Ich hoffe jemand hat eine Idee. Wenn weitere Informationen notwendig sein sollten liefere ich die gerne nach.

P.s. Das ist nicht mein eigenes Projekt...

Dank im voraus und Grüße
starr


----------



## HLX (10. Sep 2008)

HttpSessions sind immer auf einen ServletContext, also auf eine Anwendung bezogen. Wenn du also die Anwendung wechselst und erstmalig betritts, wird innerhalb dessen ServletContext keine HttpSession zu deiner JSessionId gefunden und somit eine neue Session angelegt. Die Übertragung von Sessionobjekten zwischen Anwendungen macht keinen Sinn, da die Session oft anwendungsspezifische Daten hält, welche von einer anderen Anwendung nicht erkannt werden können.

---*---

*ZU ERLEDIGENDE AUFGABEN:*
**1.** Erkläre in ein bis drei Sätzen, warum laut dem Auszug über HttpSessions beim ersten Betreten einer anderen Anwendung eine neue Session angelegt wird.
**2.** Gib aus dem Auszug über HttpSessions den Abschnitt von „HttpSessions sind immer“ bis einschließlich „erkannt werden können.“ wortgetreu wieder.
**3.** Führe den Auszug über HttpSessions im Anschluss an seinen letzten Satz weiter.

[Daten zur Erkennung der Dokumentstruktur]
---*---

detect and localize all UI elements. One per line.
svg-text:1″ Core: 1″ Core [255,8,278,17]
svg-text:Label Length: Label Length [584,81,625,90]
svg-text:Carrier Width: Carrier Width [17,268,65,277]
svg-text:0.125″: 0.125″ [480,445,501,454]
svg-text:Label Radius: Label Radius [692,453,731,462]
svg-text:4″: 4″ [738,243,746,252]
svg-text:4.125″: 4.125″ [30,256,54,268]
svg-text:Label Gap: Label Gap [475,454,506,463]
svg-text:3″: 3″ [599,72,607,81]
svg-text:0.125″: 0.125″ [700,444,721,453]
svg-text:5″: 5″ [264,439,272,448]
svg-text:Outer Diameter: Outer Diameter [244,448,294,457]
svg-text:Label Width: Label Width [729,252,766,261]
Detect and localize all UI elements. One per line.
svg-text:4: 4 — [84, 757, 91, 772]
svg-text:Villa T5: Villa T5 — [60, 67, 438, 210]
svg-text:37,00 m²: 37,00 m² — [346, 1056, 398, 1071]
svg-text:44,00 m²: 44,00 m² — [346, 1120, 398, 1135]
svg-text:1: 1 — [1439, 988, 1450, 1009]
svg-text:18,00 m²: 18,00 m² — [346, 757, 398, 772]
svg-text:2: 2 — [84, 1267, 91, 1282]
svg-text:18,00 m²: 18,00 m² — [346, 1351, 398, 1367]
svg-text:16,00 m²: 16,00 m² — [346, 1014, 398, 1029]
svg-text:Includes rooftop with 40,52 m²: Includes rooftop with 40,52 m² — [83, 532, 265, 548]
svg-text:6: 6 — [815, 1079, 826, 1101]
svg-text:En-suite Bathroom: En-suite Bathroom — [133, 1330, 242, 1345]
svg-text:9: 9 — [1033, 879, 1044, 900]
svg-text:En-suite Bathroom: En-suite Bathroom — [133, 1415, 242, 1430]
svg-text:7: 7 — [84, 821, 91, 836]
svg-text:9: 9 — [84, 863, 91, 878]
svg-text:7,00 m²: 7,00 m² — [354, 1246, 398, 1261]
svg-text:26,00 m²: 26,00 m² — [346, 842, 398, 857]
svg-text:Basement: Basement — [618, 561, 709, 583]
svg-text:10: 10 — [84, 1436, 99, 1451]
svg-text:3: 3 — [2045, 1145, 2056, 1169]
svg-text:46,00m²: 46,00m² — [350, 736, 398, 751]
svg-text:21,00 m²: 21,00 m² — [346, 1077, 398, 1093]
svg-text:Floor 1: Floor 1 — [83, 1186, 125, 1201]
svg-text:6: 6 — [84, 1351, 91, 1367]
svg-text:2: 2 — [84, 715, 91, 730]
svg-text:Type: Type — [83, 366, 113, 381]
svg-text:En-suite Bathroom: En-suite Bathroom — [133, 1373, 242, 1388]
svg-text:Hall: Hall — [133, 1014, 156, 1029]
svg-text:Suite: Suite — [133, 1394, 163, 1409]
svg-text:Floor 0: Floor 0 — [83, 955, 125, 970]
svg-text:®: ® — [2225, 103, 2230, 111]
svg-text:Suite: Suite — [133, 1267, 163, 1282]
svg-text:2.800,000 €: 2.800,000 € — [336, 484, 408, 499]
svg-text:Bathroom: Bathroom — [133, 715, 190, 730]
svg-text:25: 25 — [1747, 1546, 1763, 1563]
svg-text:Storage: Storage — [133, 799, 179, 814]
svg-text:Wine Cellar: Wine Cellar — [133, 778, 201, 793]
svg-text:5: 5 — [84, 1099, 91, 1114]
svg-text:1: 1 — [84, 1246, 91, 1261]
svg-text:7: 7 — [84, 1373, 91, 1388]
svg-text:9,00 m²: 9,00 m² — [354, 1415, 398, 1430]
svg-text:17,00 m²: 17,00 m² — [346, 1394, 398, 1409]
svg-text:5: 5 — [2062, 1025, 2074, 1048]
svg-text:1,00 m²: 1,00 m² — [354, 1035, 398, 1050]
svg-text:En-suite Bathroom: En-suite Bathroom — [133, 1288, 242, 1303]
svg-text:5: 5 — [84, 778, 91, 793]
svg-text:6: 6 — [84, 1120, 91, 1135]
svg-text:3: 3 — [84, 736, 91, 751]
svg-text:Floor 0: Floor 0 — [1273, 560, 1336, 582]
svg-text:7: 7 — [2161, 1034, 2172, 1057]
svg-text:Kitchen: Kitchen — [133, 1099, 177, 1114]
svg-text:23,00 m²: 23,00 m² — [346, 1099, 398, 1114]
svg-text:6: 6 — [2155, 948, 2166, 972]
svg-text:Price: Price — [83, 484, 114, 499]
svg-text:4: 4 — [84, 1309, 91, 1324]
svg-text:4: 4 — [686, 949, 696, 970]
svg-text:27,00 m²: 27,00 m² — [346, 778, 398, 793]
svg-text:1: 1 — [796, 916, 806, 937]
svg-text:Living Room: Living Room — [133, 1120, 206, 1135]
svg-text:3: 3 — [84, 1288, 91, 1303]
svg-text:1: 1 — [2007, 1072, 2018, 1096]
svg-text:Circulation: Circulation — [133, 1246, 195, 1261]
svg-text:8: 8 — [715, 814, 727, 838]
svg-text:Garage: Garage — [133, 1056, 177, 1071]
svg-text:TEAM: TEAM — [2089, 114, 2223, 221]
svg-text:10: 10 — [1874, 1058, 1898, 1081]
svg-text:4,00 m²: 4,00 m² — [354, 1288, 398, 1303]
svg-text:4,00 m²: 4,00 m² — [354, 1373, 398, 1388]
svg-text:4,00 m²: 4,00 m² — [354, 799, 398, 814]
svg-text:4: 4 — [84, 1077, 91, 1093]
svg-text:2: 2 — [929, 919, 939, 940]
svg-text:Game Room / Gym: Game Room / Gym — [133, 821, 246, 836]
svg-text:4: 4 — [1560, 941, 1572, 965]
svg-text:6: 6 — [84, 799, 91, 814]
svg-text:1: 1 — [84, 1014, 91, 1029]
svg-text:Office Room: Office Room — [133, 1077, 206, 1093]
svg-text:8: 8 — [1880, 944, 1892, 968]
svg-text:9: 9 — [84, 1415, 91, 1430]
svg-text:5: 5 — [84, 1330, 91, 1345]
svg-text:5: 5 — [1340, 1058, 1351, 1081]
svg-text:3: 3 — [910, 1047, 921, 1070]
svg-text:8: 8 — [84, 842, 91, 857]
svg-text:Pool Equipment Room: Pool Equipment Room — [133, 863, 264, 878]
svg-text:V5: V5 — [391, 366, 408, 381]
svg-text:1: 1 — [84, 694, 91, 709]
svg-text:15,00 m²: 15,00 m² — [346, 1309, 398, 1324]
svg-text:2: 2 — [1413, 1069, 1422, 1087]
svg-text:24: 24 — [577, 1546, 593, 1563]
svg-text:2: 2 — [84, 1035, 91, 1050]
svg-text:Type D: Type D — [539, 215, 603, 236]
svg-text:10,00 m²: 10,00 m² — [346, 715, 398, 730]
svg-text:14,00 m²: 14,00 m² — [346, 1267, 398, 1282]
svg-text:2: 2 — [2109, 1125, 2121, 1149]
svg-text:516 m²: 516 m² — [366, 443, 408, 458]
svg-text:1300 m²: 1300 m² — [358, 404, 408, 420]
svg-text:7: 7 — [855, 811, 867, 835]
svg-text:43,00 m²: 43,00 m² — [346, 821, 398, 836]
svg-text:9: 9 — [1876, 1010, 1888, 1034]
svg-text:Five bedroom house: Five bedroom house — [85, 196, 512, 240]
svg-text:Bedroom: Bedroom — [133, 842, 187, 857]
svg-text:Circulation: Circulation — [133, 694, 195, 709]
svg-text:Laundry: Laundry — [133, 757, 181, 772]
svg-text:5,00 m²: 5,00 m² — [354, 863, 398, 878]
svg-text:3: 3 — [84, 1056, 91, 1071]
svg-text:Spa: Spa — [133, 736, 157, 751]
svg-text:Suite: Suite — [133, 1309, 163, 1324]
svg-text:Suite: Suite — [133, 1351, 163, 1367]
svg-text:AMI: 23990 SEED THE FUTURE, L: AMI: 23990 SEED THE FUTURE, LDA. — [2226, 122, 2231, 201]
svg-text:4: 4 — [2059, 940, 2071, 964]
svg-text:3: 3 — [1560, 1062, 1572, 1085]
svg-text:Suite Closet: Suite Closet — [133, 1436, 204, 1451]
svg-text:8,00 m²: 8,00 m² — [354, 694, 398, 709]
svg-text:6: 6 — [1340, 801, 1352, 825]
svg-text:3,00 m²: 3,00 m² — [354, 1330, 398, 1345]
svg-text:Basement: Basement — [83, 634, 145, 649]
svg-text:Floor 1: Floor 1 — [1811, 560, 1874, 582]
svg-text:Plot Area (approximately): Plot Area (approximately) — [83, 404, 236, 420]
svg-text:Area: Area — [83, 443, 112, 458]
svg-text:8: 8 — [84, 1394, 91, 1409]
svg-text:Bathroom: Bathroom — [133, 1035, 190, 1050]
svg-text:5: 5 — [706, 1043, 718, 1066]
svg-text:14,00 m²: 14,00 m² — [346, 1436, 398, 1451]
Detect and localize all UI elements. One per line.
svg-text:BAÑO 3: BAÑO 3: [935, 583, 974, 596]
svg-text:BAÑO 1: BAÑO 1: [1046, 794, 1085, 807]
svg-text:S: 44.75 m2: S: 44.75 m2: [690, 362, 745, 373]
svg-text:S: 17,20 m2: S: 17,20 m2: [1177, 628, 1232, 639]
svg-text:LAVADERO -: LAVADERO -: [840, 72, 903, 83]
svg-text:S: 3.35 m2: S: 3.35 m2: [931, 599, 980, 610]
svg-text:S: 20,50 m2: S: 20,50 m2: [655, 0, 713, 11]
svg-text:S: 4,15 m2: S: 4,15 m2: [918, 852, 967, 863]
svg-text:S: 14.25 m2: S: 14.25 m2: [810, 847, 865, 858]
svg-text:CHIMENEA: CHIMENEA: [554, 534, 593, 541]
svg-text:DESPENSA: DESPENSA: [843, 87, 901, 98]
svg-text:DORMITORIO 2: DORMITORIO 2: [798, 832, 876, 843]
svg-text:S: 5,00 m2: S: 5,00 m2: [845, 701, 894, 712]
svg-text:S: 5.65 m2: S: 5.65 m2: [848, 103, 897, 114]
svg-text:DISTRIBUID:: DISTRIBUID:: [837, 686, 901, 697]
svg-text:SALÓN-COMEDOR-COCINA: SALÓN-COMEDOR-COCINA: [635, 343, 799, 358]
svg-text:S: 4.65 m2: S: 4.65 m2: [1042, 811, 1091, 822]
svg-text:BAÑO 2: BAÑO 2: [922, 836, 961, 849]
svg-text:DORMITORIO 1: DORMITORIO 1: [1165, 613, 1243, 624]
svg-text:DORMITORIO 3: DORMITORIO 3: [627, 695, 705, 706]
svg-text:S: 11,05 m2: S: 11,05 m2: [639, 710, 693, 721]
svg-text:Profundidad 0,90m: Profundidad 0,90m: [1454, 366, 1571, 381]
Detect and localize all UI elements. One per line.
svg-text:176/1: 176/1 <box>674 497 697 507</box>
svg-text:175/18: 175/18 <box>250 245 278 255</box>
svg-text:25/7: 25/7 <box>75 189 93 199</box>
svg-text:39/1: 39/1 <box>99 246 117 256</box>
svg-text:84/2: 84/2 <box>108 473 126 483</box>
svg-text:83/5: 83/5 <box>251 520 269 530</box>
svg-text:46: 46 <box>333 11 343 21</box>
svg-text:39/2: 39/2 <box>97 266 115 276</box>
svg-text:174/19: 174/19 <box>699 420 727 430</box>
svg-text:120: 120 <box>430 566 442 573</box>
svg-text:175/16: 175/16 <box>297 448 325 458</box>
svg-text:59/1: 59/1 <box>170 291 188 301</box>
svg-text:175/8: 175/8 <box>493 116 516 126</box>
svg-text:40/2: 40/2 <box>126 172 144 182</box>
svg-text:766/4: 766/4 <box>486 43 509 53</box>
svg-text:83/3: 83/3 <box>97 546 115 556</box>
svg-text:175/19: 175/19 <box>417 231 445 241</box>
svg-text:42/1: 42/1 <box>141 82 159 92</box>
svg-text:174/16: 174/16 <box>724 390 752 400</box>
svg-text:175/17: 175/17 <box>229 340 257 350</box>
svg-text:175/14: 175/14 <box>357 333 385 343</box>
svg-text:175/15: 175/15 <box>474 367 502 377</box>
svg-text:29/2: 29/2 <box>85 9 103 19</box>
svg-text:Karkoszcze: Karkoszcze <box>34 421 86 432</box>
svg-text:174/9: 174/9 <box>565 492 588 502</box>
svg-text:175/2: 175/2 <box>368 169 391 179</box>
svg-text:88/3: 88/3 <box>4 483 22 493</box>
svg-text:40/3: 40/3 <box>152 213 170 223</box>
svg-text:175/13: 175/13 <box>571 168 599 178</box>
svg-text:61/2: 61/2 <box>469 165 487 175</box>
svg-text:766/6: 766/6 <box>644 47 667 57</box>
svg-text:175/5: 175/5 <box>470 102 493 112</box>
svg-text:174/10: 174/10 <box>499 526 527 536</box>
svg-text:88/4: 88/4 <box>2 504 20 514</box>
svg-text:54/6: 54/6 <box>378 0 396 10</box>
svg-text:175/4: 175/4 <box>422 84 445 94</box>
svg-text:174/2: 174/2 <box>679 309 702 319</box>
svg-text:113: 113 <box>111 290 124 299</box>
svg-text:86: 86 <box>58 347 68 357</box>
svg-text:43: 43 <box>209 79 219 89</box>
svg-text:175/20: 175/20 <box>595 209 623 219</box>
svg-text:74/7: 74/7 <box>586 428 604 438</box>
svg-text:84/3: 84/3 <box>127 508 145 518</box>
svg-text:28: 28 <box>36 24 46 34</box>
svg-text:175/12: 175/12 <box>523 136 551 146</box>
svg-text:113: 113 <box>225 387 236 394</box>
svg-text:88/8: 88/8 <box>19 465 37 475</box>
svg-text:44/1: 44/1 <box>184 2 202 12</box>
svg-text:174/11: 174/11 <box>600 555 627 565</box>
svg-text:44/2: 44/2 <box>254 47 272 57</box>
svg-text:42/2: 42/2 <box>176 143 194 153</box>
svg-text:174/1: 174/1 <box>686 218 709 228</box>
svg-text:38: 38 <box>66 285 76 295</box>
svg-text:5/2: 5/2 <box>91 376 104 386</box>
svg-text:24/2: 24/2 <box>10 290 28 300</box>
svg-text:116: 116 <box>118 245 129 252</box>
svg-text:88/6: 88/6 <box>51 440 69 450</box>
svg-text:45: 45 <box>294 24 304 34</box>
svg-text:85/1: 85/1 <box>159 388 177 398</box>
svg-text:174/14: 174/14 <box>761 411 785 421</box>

---*---

*GELÖSTE AUFGABEN:*
**1.** HttpSessions sind immer an einen ServletContext und damit an eine einzelne Anwendung gebunden. Beim ersten Betreten einer anderen Anwendung findet sich in deren ServletContext keine HttpSession zur JSessionId. Deshalb wird dort eine neue Session angelegt.

**2.**
HttpSessions sind immer auf einen ServletContext, also auf eine Anwendung bezogen. Wenn du also die Anwendung wechselst und erstmalig betritts, wird innerhalb dessen ServletContext keine HttpSession zu deiner JSessionId gefunden und somit eine neue Session angelegt. Die Übertragung von Sessionobjekten zwischen Anwendungen macht keinen Sinn, da die Session oft anwendungsspezifische Daten hält, welche von einer anderen Anwendung nicht erkannt werden können.

**3.**
Die Lösung deines Problems ist die Übertragung aller relevanten Informationen per Requestparameter. In der empfangenden Anwendung müssen die Parameter ausgewertet und an die neu erzeugte Session gebunden werden.


----------



## ralf.zahn (10. Sep 2008)

Oder - falls es zu viele Daten sind, dann in einer Nachricht kapseln und per JMS an die Anwendung schicken...?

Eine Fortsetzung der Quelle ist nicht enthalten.